Skip the images. Copy the records exactly as written.

^^^^^^^^^^^^^^^^

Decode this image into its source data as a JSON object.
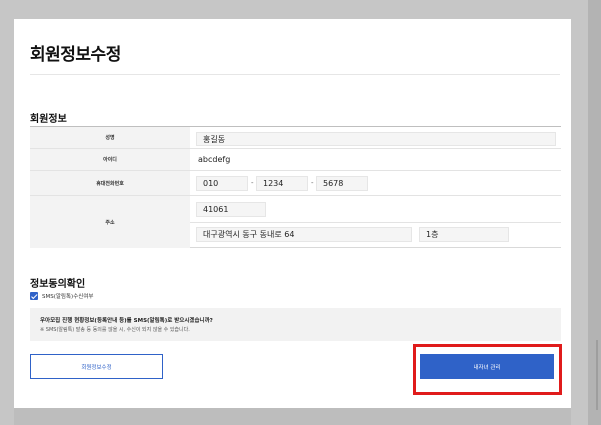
{
  "page": {
    "title": "회원정보수정"
  },
  "member_info": {
    "section_title": "회원정보",
    "name": {
      "label": "성명",
      "value": "홍길동"
    },
    "user_id": {
      "label": "아이디",
      "value": "abcdefg"
    },
    "phone": {
      "label": "휴대전화번호",
      "part1": "010",
      "part2": "1234",
      "part3": "5678",
      "separator": "-"
    },
    "address": {
      "label": "주소",
      "zipcode": "41061",
      "street": "대구광역시 동구 동내로 64",
      "detail": "1층"
    }
  },
  "consent": {
    "section_title": "정보동의확인",
    "sms_label": "SMS(알림톡)수신여부",
    "sms_checked": true,
    "question": "우아모집 진행 현황정보(등록안내 등)를 SMS(알림톡)로 받으시겠습니까?",
    "note": "※ SMS(알림톡) 발송 등 동의를 않을 시, 수신이 되지 않을 수 있습니다."
  },
  "buttons": {
    "edit_label": "회원정보수정",
    "partner_label": "내자녀 관리"
  },
  "colors": {
    "accent": "#2f62c8",
    "highlight": "#e01b1b"
  }
}
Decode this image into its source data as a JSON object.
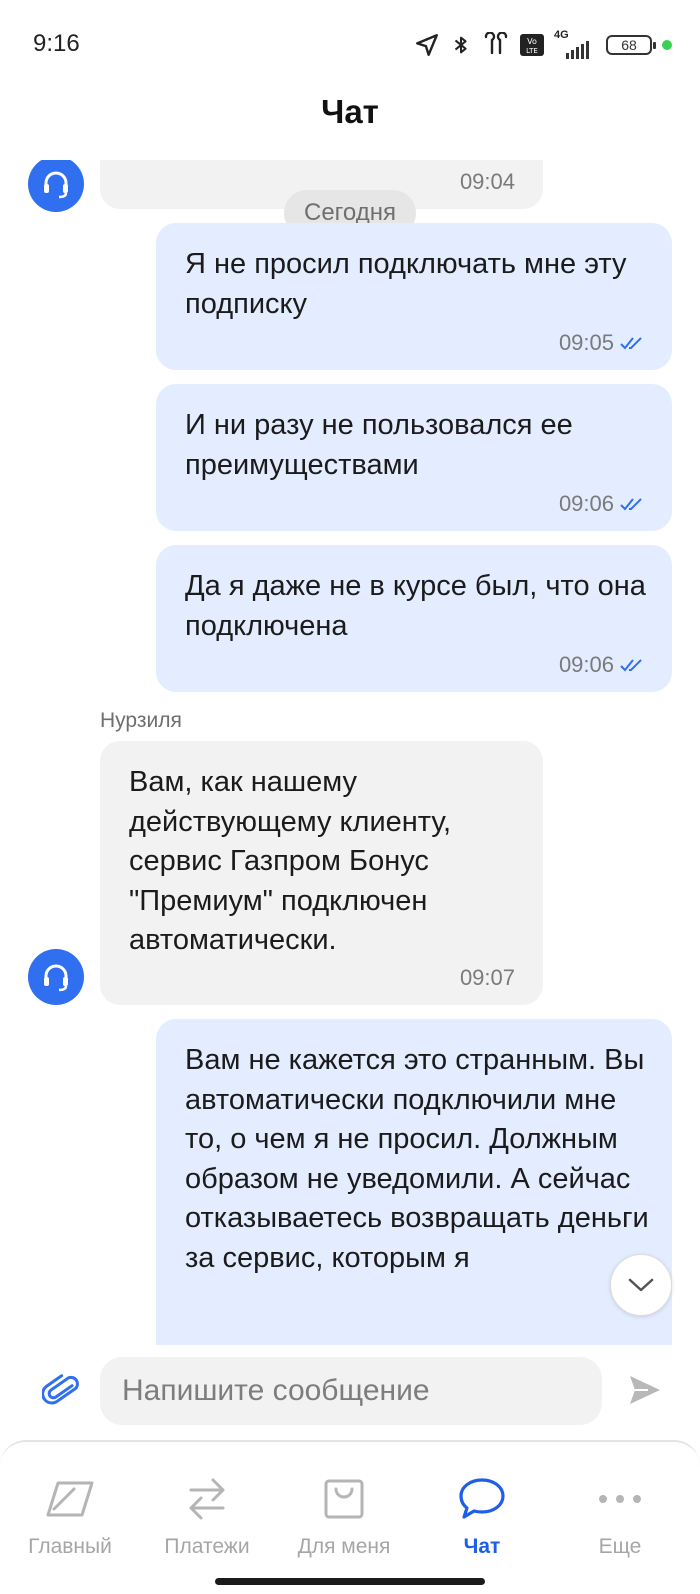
{
  "status_bar": {
    "time": "9:16",
    "battery": "68",
    "network": "4G",
    "volte": "Vo LTE"
  },
  "header": {
    "title": "Чат"
  },
  "chat": {
    "date_divider": "Сегодня",
    "messages": [
      {
        "from": "operator",
        "text": "",
        "time": "09:04"
      },
      {
        "from": "user",
        "text": "Я не просил подключать мне эту подписку",
        "time": "09:05",
        "read": true
      },
      {
        "from": "user",
        "text": "И ни разу не пользовался ее преимуществами",
        "time": "09:06",
        "read": true
      },
      {
        "from": "user",
        "text": "Да я даже не в курсе был, что она подключена",
        "time": "09:06",
        "read": true
      },
      {
        "from": "operator",
        "sender": "Нурзиля",
        "text": "Вам, как нашему действующему клиенту, сервис Газпром Бонус \"Премиум\" подключен автоматически.",
        "time": "09:07"
      },
      {
        "from": "user",
        "text": "Вам не кажется это странным. Вы автоматически подключили мне то, о чем я не просил. Должным образом не уведомили. А сейчас отказываетесь возвращать деньги за сервис, которым я",
        "time": ""
      }
    ]
  },
  "composer": {
    "placeholder": "Напишите сообщение"
  },
  "nav": {
    "items": [
      {
        "label": "Главный",
        "icon": "home-card-icon",
        "active": false
      },
      {
        "label": "Платежи",
        "icon": "transfer-arrows-icon",
        "active": false
      },
      {
        "label": "Для меня",
        "icon": "shopping-bag-icon",
        "active": false
      },
      {
        "label": "Чат",
        "icon": "chat-bubble-icon",
        "active": true
      },
      {
        "label": "Еще",
        "icon": "more-dots-icon",
        "active": false
      }
    ]
  },
  "colors": {
    "accent": "#1d5fe8",
    "avatar": "#2f6ff0",
    "outgoing_bubble": "#e3edff",
    "incoming_bubble": "#f2f2f2",
    "online_dot": "#3ccf55"
  }
}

^^^^^^^^^^^^^^^^

_Answer to the task_:
Decode this image into its source data as a JSON object.
{
  "page": {
    "title": "회원정보수정"
  },
  "member_info": {
    "section_title": "회원정보",
    "name": {
      "label": "성명",
      "value": "홍길동"
    },
    "user_id": {
      "label": "아이디",
      "value": "abcdefg"
    },
    "phone": {
      "label": "휴대전화번호",
      "part1": "010",
      "part2": "1234",
      "part3": "5678",
      "separator": "-"
    },
    "address": {
      "label": "주소",
      "zipcode": "41061",
      "street": "대구광역시 동구 동내로 64",
      "detail": "1층"
    }
  },
  "consent": {
    "section_title": "정보동의확인",
    "sms_label": "SMS(알림톡)수신여부",
    "sms_checked": true,
    "question": "우아모집 진행 현황정보(등록안내 등)를 SMS(알림톡)로 받으시겠습니까?",
    "note": "※ SMS(알림톡) 발송 등 동의를 않을 시, 수신이 되지 않을 수 있습니다."
  },
  "buttons": {
    "edit_label": "회원정보수정",
    "partner_label": "내자녀 관리"
  },
  "colors": {
    "accent": "#2f62c8",
    "highlight": "#e01b1b"
  }
}
Decode this image into its source data as a JSON object.
{
  "status_bar": {
    "time": "9:16",
    "battery": "68",
    "network": "4G",
    "volte": "Vo LTE"
  },
  "header": {
    "title": "Чат"
  },
  "chat": {
    "date_divider": "Сегодня",
    "messages": [
      {
        "from": "operator",
        "text": "",
        "time": "09:04"
      },
      {
        "from": "user",
        "text": "Я не просил подключать мне эту подписку",
        "time": "09:05",
        "read": true
      },
      {
        "from": "user",
        "text": "И ни разу не пользовался ее преимуществами",
        "time": "09:06",
        "read": true
      },
      {
        "from": "user",
        "text": "Да я даже не в курсе был, что она подключена",
        "time": "09:06",
        "read": true
      },
      {
        "from": "operator",
        "sender": "Нурзиля",
        "text": "Вам, как нашему действующему клиенту, сервис Газпром Бонус \"Премиум\" подключен автоматически.",
        "time": "09:07"
      },
      {
        "from": "user",
        "text": "Вам не кажется это странным. Вы автоматически подключили мне то, о чем я не просил. Должным образом не уведомили. А сейчас отказываетесь возвращать деньги за сервис, которым я",
        "time": ""
      }
    ]
  },
  "composer": {
    "placeholder": "Напишите сообщение"
  },
  "nav": {
    "items": [
      {
        "label": "Главный",
        "icon": "home-card-icon",
        "active": false
      },
      {
        "label": "Платежи",
        "icon": "transfer-arrows-icon",
        "active": false
      },
      {
        "label": "Для меня",
        "icon": "shopping-bag-icon",
        "active": false
      },
      {
        "label": "Чат",
        "icon": "chat-bubble-icon",
        "active": true
      },
      {
        "label": "Еще",
        "icon": "more-dots-icon",
        "active": false
      }
    ]
  },
  "colors": {
    "accent": "#1d5fe8",
    "avatar": "#2f6ff0",
    "outgoing_bubble": "#e3edff",
    "incoming_bubble": "#f2f2f2",
    "online_dot": "#3ccf55"
  }
}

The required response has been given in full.